Stated problem:
Look through the material below. Copy every line with the string "нахвали" in it.

>> Start Given data

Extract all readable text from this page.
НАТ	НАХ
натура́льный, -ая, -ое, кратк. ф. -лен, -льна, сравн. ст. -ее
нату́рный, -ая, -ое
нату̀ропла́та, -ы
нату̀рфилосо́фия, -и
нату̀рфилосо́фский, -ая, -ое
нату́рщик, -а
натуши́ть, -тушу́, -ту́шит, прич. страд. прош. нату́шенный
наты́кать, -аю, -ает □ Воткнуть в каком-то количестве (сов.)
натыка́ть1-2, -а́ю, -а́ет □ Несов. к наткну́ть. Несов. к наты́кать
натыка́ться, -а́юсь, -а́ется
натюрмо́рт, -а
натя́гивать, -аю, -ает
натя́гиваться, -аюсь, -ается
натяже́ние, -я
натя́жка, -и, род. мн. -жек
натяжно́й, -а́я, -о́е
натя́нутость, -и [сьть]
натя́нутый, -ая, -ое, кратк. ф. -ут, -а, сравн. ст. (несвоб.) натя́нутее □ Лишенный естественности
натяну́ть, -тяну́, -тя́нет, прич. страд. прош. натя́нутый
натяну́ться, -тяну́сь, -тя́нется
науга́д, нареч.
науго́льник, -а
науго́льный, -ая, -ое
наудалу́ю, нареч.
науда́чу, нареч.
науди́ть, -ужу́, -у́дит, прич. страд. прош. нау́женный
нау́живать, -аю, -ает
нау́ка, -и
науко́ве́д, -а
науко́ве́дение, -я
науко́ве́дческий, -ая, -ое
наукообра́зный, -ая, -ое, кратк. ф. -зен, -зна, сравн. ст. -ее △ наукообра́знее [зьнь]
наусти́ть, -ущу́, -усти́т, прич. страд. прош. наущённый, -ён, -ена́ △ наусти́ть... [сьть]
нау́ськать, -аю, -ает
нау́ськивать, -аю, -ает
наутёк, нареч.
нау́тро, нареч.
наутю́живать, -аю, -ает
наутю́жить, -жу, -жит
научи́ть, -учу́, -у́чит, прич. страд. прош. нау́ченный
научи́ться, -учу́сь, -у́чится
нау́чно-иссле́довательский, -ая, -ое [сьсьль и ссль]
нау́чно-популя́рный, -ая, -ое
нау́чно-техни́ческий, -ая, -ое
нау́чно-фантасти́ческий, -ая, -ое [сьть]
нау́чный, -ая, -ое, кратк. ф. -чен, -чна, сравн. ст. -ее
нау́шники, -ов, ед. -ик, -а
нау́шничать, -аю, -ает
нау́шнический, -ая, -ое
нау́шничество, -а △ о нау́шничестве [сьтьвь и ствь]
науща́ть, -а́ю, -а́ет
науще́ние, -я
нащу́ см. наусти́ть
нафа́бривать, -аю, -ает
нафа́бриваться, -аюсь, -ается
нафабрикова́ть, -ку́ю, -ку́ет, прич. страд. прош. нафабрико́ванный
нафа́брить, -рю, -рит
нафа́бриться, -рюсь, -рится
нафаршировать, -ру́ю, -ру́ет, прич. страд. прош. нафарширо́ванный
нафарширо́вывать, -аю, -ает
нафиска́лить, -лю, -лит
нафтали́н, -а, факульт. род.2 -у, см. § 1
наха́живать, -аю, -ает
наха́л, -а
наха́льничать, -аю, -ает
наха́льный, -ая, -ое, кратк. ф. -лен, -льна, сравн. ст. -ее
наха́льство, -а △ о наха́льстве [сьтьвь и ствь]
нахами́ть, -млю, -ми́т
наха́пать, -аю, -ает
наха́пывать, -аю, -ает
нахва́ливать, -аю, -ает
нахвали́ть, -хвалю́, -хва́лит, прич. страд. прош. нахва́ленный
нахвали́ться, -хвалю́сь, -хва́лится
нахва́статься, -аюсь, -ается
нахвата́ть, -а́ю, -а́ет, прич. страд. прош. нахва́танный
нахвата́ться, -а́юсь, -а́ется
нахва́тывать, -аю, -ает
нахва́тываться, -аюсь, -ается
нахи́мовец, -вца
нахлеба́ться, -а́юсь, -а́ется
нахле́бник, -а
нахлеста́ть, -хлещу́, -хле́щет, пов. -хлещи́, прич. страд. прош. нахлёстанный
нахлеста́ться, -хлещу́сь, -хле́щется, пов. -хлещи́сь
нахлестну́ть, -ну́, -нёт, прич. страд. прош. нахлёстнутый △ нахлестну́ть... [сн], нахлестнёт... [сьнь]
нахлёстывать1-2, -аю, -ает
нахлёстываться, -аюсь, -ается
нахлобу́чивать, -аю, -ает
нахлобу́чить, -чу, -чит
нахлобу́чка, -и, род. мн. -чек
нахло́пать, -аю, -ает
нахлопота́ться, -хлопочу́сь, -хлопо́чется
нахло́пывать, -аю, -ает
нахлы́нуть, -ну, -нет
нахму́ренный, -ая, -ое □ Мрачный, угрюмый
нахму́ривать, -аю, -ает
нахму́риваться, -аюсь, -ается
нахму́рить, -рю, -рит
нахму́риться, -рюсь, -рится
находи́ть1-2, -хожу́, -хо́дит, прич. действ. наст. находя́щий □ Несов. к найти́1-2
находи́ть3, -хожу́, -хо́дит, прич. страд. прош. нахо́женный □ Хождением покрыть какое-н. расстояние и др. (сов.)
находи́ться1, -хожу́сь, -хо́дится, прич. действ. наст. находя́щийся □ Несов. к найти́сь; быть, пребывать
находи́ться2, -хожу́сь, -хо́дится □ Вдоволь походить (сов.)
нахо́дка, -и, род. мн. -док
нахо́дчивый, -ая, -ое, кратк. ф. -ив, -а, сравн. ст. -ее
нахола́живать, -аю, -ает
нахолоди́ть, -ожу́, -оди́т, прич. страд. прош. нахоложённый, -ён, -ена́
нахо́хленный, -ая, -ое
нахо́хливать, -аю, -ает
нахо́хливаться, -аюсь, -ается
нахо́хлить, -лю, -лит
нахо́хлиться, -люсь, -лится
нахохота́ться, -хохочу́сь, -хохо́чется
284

>> End Given data

Exercise output:
нахвали́ть, -хвалю́, -хва́лит, прич. страд. прош. нахва́ленный
нахвали́ться, -хвалю́сь, -хва́лится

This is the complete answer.